[Rows from a figure dataset]
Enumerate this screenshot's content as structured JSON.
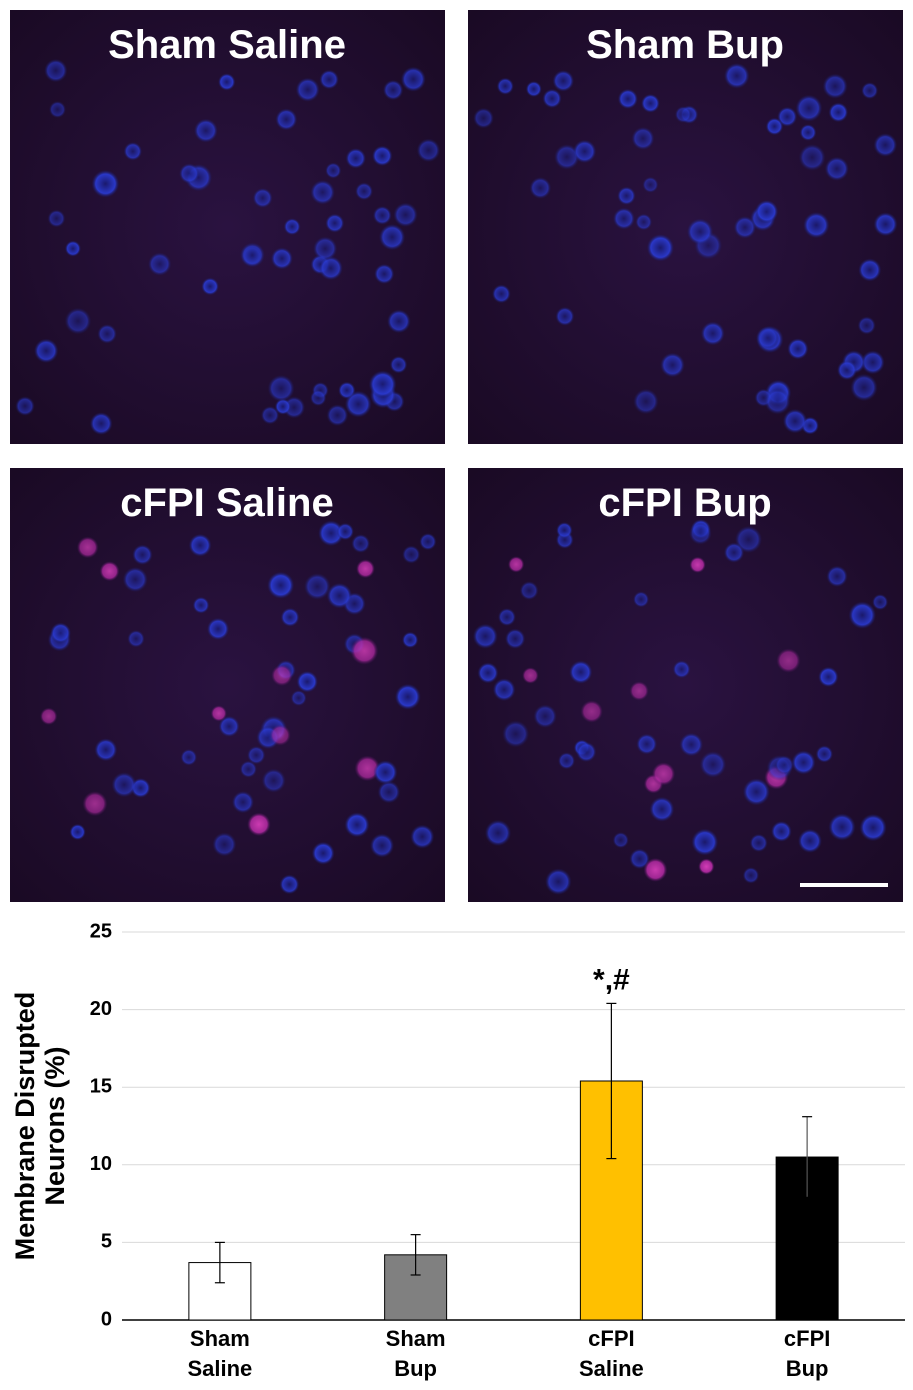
{
  "panels": [
    {
      "label": "Sham Saline"
    },
    {
      "label": "Sham Bup"
    },
    {
      "label": "cFPI Saline"
    },
    {
      "label": "cFPI Bup"
    }
  ],
  "chart_data": {
    "type": "bar",
    "y_label": "Membrane Disrupted\nNeurons (%)",
    "categories": [
      "Sham Saline",
      "Sham Bup",
      "cFPI Saline",
      "cFPI Bup"
    ],
    "values": [
      3.7,
      4.2,
      15.4,
      10.5
    ],
    "errors": [
      1.3,
      1.3,
      5.0,
      2.6
    ],
    "colors": [
      "#ffffff",
      "#808080",
      "#ffc000",
      "#000000"
    ],
    "ylim": [
      0,
      25
    ],
    "yticks": [
      0,
      5,
      10,
      15,
      20,
      25
    ],
    "grid": true,
    "annotations": [
      {
        "text": "*,#",
        "x": "cFPI Saline"
      }
    ]
  }
}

* [GIVEN TASK]: Copy the records above exactly. The pictures are not part of the copy.

* [CORRECT ANSWER]:
Enumerate this screenshot's content as structured JSON.
{
  "panels": [
    {
      "label": "Sham Saline"
    },
    {
      "label": "Sham Bup"
    },
    {
      "label": "cFPI Saline"
    },
    {
      "label": "cFPI Bup"
    }
  ],
  "chart_data": {
    "type": "bar",
    "y_label": "Membrane Disrupted\nNeurons (%)",
    "categories": [
      "Sham Saline",
      "Sham Bup",
      "cFPI Saline",
      "cFPI Bup"
    ],
    "values": [
      3.7,
      4.2,
      15.4,
      10.5
    ],
    "errors": [
      1.3,
      1.3,
      5.0,
      2.6
    ],
    "colors": [
      "#ffffff",
      "#808080",
      "#ffc000",
      "#000000"
    ],
    "ylim": [
      0,
      25
    ],
    "yticks": [
      0,
      5,
      10,
      15,
      20,
      25
    ],
    "grid": true,
    "annotations": [
      {
        "text": "*,#",
        "x": "cFPI Saline"
      }
    ]
  }
}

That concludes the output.